- [DESCRIPTION OF THE TASK]
Exactly as they appear, output all of the entries.

- [MATERIALS PROVIDED]
+ + + +
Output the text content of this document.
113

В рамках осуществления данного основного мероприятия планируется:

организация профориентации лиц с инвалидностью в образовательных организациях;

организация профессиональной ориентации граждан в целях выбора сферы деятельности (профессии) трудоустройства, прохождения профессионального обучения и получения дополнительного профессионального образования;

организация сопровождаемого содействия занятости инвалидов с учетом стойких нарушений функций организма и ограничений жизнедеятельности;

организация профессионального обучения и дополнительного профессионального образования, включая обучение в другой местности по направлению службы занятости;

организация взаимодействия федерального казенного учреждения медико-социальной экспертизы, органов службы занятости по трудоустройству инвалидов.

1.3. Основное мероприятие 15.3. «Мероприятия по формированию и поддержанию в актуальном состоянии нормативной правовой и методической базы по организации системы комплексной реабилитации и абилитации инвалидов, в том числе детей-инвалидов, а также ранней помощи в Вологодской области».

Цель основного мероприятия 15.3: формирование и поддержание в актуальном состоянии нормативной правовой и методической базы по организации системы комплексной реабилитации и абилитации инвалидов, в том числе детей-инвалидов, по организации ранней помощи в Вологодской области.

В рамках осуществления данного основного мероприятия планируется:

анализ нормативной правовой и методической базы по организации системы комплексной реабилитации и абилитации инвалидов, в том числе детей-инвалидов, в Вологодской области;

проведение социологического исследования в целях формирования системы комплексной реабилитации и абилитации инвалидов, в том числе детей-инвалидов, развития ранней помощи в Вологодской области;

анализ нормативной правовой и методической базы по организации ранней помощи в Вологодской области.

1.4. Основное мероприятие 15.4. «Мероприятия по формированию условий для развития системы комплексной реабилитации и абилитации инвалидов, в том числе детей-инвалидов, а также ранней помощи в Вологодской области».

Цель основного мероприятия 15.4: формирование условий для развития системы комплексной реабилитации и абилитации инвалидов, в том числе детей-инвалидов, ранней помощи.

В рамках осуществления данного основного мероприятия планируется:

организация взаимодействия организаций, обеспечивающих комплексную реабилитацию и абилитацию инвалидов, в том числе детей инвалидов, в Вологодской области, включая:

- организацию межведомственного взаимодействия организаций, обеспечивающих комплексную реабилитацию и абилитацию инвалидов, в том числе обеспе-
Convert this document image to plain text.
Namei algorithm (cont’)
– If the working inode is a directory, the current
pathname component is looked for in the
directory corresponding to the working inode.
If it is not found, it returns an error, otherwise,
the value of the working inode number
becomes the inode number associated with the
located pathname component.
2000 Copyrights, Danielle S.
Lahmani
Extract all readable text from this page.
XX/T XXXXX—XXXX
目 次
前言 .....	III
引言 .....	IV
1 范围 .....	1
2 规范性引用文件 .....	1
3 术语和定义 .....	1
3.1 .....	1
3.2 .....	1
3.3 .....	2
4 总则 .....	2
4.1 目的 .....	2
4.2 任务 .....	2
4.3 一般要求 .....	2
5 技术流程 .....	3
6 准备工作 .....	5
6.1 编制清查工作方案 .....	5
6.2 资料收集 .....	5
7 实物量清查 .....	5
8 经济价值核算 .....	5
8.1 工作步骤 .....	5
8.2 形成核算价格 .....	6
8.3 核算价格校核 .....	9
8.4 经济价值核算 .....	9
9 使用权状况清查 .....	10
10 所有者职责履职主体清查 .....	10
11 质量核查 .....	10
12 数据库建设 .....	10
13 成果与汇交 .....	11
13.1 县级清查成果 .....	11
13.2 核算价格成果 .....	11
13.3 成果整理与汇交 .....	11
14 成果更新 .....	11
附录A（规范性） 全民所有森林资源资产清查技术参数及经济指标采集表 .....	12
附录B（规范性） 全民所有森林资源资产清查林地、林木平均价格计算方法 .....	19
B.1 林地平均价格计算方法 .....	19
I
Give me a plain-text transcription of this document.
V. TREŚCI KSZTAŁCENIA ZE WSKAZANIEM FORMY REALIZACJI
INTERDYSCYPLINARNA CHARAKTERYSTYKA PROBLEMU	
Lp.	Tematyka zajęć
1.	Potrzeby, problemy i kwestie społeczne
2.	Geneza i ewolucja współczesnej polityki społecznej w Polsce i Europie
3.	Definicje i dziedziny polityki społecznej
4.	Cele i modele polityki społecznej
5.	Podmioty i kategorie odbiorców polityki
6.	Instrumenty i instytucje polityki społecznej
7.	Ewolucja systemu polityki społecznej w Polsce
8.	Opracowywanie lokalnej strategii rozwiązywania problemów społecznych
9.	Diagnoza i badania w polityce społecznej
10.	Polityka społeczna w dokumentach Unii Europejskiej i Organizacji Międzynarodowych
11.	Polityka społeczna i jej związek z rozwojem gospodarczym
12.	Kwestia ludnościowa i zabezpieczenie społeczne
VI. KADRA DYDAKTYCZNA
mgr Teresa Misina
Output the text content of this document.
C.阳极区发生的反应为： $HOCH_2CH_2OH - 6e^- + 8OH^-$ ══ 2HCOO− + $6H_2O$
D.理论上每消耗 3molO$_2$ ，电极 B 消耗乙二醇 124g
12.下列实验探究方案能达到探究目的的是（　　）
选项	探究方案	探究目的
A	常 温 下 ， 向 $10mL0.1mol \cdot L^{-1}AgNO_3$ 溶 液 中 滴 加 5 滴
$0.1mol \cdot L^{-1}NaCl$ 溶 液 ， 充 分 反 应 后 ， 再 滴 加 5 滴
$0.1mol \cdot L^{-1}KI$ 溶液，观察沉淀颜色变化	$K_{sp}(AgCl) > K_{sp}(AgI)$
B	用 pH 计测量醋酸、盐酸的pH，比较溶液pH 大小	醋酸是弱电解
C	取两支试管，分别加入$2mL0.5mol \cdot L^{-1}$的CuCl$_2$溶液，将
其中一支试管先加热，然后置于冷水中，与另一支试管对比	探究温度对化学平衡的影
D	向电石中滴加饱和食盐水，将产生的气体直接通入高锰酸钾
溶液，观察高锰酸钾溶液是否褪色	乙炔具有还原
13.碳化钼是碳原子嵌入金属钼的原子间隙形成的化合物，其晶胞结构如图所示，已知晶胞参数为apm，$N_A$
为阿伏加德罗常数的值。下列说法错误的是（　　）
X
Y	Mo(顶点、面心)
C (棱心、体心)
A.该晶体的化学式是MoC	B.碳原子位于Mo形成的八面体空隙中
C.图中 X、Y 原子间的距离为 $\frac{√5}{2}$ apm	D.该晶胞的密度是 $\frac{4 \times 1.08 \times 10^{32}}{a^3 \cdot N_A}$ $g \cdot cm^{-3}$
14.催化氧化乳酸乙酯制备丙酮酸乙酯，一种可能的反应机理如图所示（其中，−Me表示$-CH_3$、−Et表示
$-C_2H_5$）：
+ + + +
- [RESPONSE BELOW]
Output the text content of this document.
113

В рамках осуществления данного основного мероприятия планируется:

организация профориентации лиц с инвалидностью в образовательных организациях;

организация профессиональной ориентации граждан в целях выбора сферы деятельности (профессии) трудоустройства, прохождения профессионального обучения и получения дополнительного профессионального образования;

организация сопровождаемого содействия занятости инвалидов с учетом стойких нарушений функций организма и ограничений жизнедеятельности;

организация профессионального обучения и дополнительного профессионального образования, включая обучение в другой местности по направлению службы занятости;

организация взаимодействия федерального казенного учреждения медико-социальной экспертизы, органов службы занятости по трудоустройству инвалидов.

1.3. Основное мероприятие 15.3. «Мероприятия по формированию и поддержанию в актуальном состоянии нормативной правовой и методической базы по организации системы комплексной реабилитации и абилитации инвалидов, в том числе детей-инвалидов, а также ранней помощи в Вологодской области».

Цель основного мероприятия 15.3: формирование и поддержание в актуальном состоянии нормативной правовой и методической базы по организации системы комплексной реабилитации и абилитации инвалидов, в том числе детей-инвалидов, по организации ранней помощи в Вологодской области.

В рамках осуществления данного основного мероприятия планируется:

анализ нормативной правовой и методической базы по организации системы комплексной реабилитации и абилитации инвалидов, в том числе детей-инвалидов, в Вологодской области;

проведение социологического исследования в целях формирования системы комплексной реабилитации и абилитации инвалидов, в том числе детей-инвалидов, развития ранней помощи в Вологодской области;

анализ нормативной правовой и методической базы по организации ранней помощи в Вологодской области.

1.4. Основное мероприятие 15.4. «Мероприятия по формированию условий для развития системы комплексной реабилитации и абилитации инвалидов, в том числе детей-инвалидов, а также ранней помощи в Вологодской области».

Цель основного мероприятия 15.4: формирование условий для развития системы комплексной реабилитации и абилитации инвалидов, в том числе детей-инвалидов, ранней помощи.

В рамках осуществления данного основного мероприятия планируется:

организация взаимодействия организаций, обеспечивающих комплексную реабилитацию и абилитацию инвалидов, в том числе детей инвалидов, в Вологодской области, включая:

- организацию межведомственного взаимодействия организаций, обеспечивающих комплексную реабилитацию и абилитацию инвалидов, в том числе обеспе-
Convert this document image to plain text.
Namei algorithm (cont’)
– If the working inode is a directory, the current
pathname component is looked for in the
directory corresponding to the working inode.
If it is not found, it returns an error, otherwise,
the value of the working inode number
becomes the inode number associated with the
located pathname component.
2000 Copyrights, Danielle S.
Lahmani
Extract all readable text from this page.
XX/T XXXXX—XXXX
目 次
前言 .....	III
引言 .....	IV
1 范围 .....	1
2 规范性引用文件 .....	1
3 术语和定义 .....	1
3.1 .....	1
3.2 .....	1
3.3 .....	2
4 总则 .....	2
4.1 目的 .....	2
4.2 任务 .....	2
4.3 一般要求 .....	2
5 技术流程 .....	3
6 准备工作 .....	5
6.1 编制清查工作方案 .....	5
6.2 资料收集 .....	5
7 实物量清查 .....	5
8 经济价值核算 .....	5
8.1 工作步骤 .....	5
8.2 形成核算价格 .....	6
8.3 核算价格校核 .....	9
8.4 经济价值核算 .....	9
9 使用权状况清查 .....	10
10 所有者职责履职主体清查 .....	10
11 质量核查 .....	10
12 数据库建设 .....	10
13 成果与汇交 .....	11
13.1 县级清查成果 .....	11
13.2 核算价格成果 .....	11
13.3 成果整理与汇交 .....	11
14 成果更新 .....	11
附录A（规范性） 全民所有森林资源资产清查技术参数及经济指标采集表 .....	12
附录B（规范性） 全民所有森林资源资产清查林地、林木平均价格计算方法 .....	19
B.1 林地平均价格计算方法 .....	19
I
Give me a plain-text transcription of this document.
V. TREŚCI KSZTAŁCENIA ZE WSKAZANIEM FORMY REALIZACJI
INTERDYSCYPLINARNA CHARAKTERYSTYKA PROBLEMU	
Lp.	Tematyka zajęć
1.	Potrzeby, problemy i kwestie społeczne
2.	Geneza i ewolucja współczesnej polityki społecznej w Polsce i Europie
3.	Definicje i dziedziny polityki społecznej
4.	Cele i modele polityki społecznej
5.	Podmioty i kategorie odbiorców polityki
6.	Instrumenty i instytucje polityki społecznej
7.	Ewolucja systemu polityki społecznej w Polsce
8.	Opracowywanie lokalnej strategii rozwiązywania problemów społecznych
9.	Diagnoza i badania w polityce społecznej
10.	Polityka społeczna w dokumentach Unii Europejskiej i Organizacji Międzynarodowych
11.	Polityka społeczna i jej związek z rozwojem gospodarczym
12.	Kwestia ludnościowa i zabezpieczenie społeczne
VI. KADRA DYDAKTYCZNA
mgr Teresa Misina
Output the text content of this document.
C.阳极区发生的反应为： $HOCH_2CH_2OH - 6e^- + 8OH^-$ ══ 2HCOO− + $6H_2O$
D.理论上每消耗 3molO$_2$ ，电极 B 消耗乙二醇 124g
12.下列实验探究方案能达到探究目的的是（　　）
选项	探究方案	探究目的
A	常 温 下 ， 向 $10mL0.1mol \cdot L^{-1}AgNO_3$ 溶 液 中 滴 加 5 滴
$0.1mol \cdot L^{-1}NaCl$ 溶 液 ， 充 分 反 应 后 ， 再 滴 加 5 滴
$0.1mol \cdot L^{-1}KI$ 溶液，观察沉淀颜色变化	$K_{sp}(AgCl) > K_{sp}(AgI)$
B	用 pH 计测量醋酸、盐酸的pH，比较溶液pH 大小	醋酸是弱电解
C	取两支试管，分别加入$2mL0.5mol \cdot L^{-1}$的CuCl$_2$溶液，将
其中一支试管先加热，然后置于冷水中，与另一支试管对比	探究温度对化学平衡的影
D	向电石中滴加饱和食盐水，将产生的气体直接通入高锰酸钾
溶液，观察高锰酸钾溶液是否褪色	乙炔具有还原
13.碳化钼是碳原子嵌入金属钼的原子间隙形成的化合物，其晶胞结构如图所示，已知晶胞参数为apm，$N_A$
为阿伏加德罗常数的值。下列说法错误的是（　　）
X
Y	Mo(顶点、面心)
C (棱心、体心)
A.该晶体的化学式是MoC	B.碳原子位于Mo形成的八面体空隙中
C.图中 X、Y 原子间的距离为 $\frac{√5}{2}$ apm	D.该晶胞的密度是 $\frac{4 \times 1.08 \times 10^{32}}{a^3 \cdot N_A}$ $g \cdot cm^{-3}$
14.催化氧化乳酸乙酯制备丙酮酸乙酯，一种可能的反应机理如图所示（其中，−Me表示$-CH_3$、−Et表示
$-C_2H_5$）：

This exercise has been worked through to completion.